Aim of the task: Please return all of the entries below exactly as they are written.

Items from a figure collection:
═══

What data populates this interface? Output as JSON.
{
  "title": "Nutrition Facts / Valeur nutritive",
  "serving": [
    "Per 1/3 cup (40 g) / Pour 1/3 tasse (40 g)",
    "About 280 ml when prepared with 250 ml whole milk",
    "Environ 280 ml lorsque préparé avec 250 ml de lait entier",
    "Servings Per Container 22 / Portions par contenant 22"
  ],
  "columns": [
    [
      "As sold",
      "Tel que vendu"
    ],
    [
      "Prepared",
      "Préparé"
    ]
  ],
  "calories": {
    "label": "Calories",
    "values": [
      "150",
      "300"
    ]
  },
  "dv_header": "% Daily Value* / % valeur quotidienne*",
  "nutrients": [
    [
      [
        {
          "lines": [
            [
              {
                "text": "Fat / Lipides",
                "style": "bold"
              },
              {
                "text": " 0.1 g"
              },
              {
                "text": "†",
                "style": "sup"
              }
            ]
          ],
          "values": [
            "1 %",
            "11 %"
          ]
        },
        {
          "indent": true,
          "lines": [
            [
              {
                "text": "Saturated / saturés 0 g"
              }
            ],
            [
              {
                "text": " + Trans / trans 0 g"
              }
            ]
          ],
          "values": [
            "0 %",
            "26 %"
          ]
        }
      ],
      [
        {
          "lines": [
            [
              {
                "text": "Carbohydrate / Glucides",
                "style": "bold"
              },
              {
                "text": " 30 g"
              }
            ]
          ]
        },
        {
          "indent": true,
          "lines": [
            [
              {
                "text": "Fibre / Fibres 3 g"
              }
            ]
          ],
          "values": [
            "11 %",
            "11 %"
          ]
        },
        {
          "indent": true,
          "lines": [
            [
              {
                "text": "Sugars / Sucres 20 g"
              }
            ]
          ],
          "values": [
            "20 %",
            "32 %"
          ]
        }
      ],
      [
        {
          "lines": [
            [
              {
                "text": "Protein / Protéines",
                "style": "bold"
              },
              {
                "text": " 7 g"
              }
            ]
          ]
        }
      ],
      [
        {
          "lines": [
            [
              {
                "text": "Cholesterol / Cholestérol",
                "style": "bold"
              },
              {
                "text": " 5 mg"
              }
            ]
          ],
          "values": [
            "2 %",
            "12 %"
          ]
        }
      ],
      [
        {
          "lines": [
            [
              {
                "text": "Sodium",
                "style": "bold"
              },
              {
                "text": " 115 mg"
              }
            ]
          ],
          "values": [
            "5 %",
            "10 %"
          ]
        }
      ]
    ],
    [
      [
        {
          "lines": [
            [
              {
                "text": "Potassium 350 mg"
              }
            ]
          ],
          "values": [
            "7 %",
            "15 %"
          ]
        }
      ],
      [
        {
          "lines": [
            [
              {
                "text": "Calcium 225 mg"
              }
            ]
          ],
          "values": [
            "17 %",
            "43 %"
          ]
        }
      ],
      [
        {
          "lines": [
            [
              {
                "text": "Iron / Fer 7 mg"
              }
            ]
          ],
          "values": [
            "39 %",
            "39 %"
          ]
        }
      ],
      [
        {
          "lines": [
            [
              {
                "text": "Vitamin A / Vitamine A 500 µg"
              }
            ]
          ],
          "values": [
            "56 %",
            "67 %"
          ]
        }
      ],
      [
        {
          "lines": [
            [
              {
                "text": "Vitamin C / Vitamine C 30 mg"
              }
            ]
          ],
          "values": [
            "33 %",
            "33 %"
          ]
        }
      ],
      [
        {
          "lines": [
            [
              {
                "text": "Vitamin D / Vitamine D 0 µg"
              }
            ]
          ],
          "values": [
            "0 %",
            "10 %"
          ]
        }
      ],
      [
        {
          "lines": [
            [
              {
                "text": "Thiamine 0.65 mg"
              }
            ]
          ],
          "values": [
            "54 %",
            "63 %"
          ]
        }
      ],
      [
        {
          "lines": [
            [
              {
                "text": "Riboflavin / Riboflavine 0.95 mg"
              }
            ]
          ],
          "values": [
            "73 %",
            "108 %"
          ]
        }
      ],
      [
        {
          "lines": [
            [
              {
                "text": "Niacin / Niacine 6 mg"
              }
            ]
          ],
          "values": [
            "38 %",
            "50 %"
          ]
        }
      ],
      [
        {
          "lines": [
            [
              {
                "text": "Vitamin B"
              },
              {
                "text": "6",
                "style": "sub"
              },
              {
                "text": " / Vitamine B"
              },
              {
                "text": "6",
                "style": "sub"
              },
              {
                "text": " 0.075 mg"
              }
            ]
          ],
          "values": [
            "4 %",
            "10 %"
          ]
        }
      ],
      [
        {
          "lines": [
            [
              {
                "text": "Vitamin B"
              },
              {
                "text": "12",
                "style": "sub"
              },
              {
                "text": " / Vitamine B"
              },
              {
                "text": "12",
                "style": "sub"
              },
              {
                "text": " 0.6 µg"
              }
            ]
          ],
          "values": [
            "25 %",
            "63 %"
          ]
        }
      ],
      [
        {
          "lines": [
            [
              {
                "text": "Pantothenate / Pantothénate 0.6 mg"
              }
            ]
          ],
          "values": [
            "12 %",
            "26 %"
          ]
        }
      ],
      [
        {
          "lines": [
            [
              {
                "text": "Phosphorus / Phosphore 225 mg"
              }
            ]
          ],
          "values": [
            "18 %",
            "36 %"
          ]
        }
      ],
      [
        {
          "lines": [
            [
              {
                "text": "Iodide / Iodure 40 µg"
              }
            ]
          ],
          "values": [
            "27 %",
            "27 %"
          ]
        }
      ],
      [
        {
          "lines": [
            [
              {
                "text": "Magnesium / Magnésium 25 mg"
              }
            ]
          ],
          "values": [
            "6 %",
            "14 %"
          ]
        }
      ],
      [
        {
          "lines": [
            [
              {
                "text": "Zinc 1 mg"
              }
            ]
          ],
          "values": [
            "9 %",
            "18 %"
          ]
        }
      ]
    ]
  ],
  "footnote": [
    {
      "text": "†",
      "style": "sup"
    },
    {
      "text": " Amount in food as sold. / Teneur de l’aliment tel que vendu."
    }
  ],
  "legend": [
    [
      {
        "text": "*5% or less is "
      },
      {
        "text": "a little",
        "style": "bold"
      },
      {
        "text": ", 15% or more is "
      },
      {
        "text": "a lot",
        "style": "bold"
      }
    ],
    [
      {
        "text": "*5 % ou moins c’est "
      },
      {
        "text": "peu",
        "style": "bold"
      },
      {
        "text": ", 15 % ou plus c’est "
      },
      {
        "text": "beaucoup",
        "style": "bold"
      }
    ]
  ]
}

═══

Solution:
What data populates this interface? Output as JSON.
{
  "title": "Nutrition Facts / Valeur nutritive",
  "serving": [
    "Per 1/3 cup (40 g) / Pour 1/3 tasse (40 g)",
    "About 280 ml when prepared with 250 ml whole milk",
    "Environ 280 ml lorsque préparé avec 250 ml de lait entier",
    "Servings Per Container 22 / Portions par contenant 22"
  ],
  "columns": [
    [
      "As sold",
      "Tel que vendu"
    ],
    [
      "Prepared",
      "Préparé"
    ]
  ],
  "calories": {
    "label": "Calories",
    "values": [
      "150",
      "300"
    ]
  },
  "dv_header": "% Daily Value* / % valeur quotidienne*",
  "nutrients": [
    [
      [
        {
          "lines": [
            [
              {
                "text": "Fat / Lipides",
                "style": "bold"
              },
              {
                "text": " 0.1 g"
              },
              {
                "text": "†",
                "style": "sup"
              }
            ]
          ],
          "values": [
            "1 %",
            "11 %"
          ]
        },
        {
          "indent": true,
          "lines": [
            [
              {
                "text": "Saturated / saturés 0 g"
              }
            ],
            [
              {
                "text": " + Trans / trans 0 g"
              }
            ]
          ],
          "values": [
            "0 %",
            "26 %"
          ]
        }
      ],
      [
        {
          "lines": [
            [
              {
                "text": "Carbohydrate / Glucides",
                "style": "bold"
              },
              {
                "text": " 30 g"
              }
            ]
          ]
        },
        {
          "indent": true,
          "lines": [
            [
              {
                "text": "Fibre / Fibres 3 g"
              }
            ]
          ],
          "values": [
            "11 %",
            "11 %"
          ]
        },
        {
          "indent": true,
          "lines": [
            [
              {
                "text": "Sugars / Sucres 20 g"
              }
            ]
          ],
          "values": [
            "20 %",
            "32 %"
          ]
        }
      ],
      [
        {
          "lines": [
            [
              {
                "text": "Protein / Protéines",
                "style": "bold"
              },
              {
                "text": " 7 g"
              }
            ]
          ]
        }
      ],
      [
        {
          "lines": [
            [
              {
                "text": "Cholesterol / Cholestérol",
                "style": "bold"
              },
              {
                "text": " 5 mg"
              }
            ]
          ],
          "values": [
            "2 %",
            "12 %"
          ]
        }
      ],
      [
        {
          "lines": [
            [
              {
                "text": "Sodium",
                "style": "bold"
              },
              {
                "text": " 115 mg"
              }
            ]
          ],
          "values": [
            "5 %",
            "10 %"
          ]
        }
      ]
    ],
    [
      [
        {
          "lines": [
            [
              {
                "text": "Potassium 350 mg"
              }
            ]
          ],
          "values": [
            "7 %",
            "15 %"
          ]
        }
      ],
      [
        {
          "lines": [
            [
              {
                "text": "Calcium 225 mg"
              }
            ]
          ],
          "values": [
            "17 %",
            "43 %"
          ]
        }
      ],
      [
        {
          "lines": [
            [
              {
                "text": "Iron / Fer 7 mg"
              }
            ]
          ],
          "values": [
            "39 %",
            "39 %"
          ]
        }
      ],
      [
        {
          "lines": [
            [
              {
                "text": "Vitamin A / Vitamine A 500 µg"
              }
            ]
          ],
          "values": [
            "56 %",
            "67 %"
          ]
        }
      ],
      [
        {
          "lines": [
            [
              {
                "text": "Vitamin C / Vitamine C 30 mg"
              }
            ]
          ],
          "values": [
            "33 %",
            "33 %"
          ]
        }
      ],
      [
        {
          "lines": [
            [
              {
                "text": "Vitamin D / Vitamine D 0 µg"
              }
            ]
          ],
          "values": [
            "0 %",
            "10 %"
          ]
        }
      ],
      [
        {
          "lines": [
            [
              {
                "text": "Thiamine 0.65 mg"
              }
            ]
          ],
          "values": [
            "54 %",
            "63 %"
          ]
        }
      ],
      [
        {
          "lines": [
            [
              {
                "text": "Riboflavin / Riboflavine 0.95 mg"
              }
            ]
          ],
          "values": [
            "73 %",
            "108 %"
          ]
        }
      ],
      [
        {
          "lines": [
            [
              {
                "text": "Niacin / Niacine 6 mg"
              }
            ]
          ],
          "values": [
            "38 %",
            "50 %"
          ]
        }
      ],
      [
        {
          "lines": [
            [
              {
                "text": "Vitamin B"
              },
              {
                "text": "6",
                "style": "sub"
              },
              {
                "text": " / Vitamine B"
              },
              {
                "text": "6",
                "style": "sub"
              },
              {
                "text": " 0.075 mg"
              }
            ]
          ],
          "values": [
            "4 %",
            "10 %"
          ]
        }
      ],
      [
        {
          "lines": [
            [
              {
                "text": "Vitamin B"
              },
              {
                "text": "12",
                "style": "sub"
              },
              {
                "text": " / Vitamine B"
              },
              {
                "text": "12",
                "style": "sub"
              },
              {
                "text": " 0.6 µg"
              }
            ]
          ],
          "values": [
            "25 %",
            "63 %"
          ]
        }
      ],
      [
        {
          "lines": [
            [
              {
                "text": "Pantothenate / Pantothénate 0.6 mg"
              }
            ]
          ],
          "values": [
            "12 %",
            "26 %"
          ]
        }
      ],
      [
        {
          "lines": [
            [
              {
                "text": "Phosphorus / Phosphore 225 mg"
              }
            ]
          ],
          "values": [
            "18 %",
            "36 %"
          ]
        }
      ],
      [
        {
          "lines": [
            [
              {
                "text": "Iodide / Iodure 40 µg"
              }
            ]
          ],
          "values": [
            "27 %",
            "27 %"
          ]
        }
      ],
      [
        {
          "lines": [
            [
              {
                "text": "Magnesium / Magnésium 25 mg"
              }
            ]
          ],
          "values": [
            "6 %",
            "14 %"
          ]
        }
      ],
      [
        {
          "lines": [
            [
              {
                "text": "Zinc 1 mg"
              }
            ]
          ],
          "values": [
            "9 %",
            "18 %"
          ]
        }
      ]
    ]
  ],
  "footnote": [
    {
      "text": "†",
      "style": "sup"
    },
    {
      "text": " Amount in food as sold. / Teneur de l’aliment tel que vendu."
    }
  ],
  "legend": [
    [
      {
        "text": "*5% or less is "
      },
      {
        "text": "a little",
        "style": "bold"
      },
      {
        "text": ", 15% or more is "
      },
      {
        "text": "a lot",
        "style": "bold"
      }
    ],
    [
      {
        "text": "*5 % ou moins c’est "
      },
      {
        "text": "peu",
        "style": "bold"
      },
      {
        "text": ", 15 % ou plus c’est "
      },
      {
        "text": "beaucoup",
        "style": "bold"
      }
    ]
  ]
}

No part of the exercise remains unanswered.